START EXCERPTED DATA

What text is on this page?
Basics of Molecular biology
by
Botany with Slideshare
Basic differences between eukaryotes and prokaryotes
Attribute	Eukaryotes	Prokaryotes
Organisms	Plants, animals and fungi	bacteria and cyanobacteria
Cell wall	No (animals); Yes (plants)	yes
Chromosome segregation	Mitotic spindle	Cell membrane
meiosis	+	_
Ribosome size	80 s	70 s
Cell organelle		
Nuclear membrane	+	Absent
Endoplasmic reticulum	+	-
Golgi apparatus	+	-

END EXCERPTED DATA

Nothing above should be left out; write out every record exactly.

What text is on this page?
Basics of Molecular biology
by
Botany with Slideshare
Basic differences between eukaryotes and prokaryotes
Attribute	Eukaryotes	Prokaryotes
Organisms	Plants, animals and fungi	bacteria and cyanobacteria
Cell wall	No (animals); Yes (plants)	yes
Chromosome segregation	Mitotic spindle	Cell membrane
meiosis	+	_
Ribosome size	80 s	70 s
Cell organelle		
Nuclear membrane	+	Absent
Endoplasmic reticulum	+	-
Golgi apparatus	+	-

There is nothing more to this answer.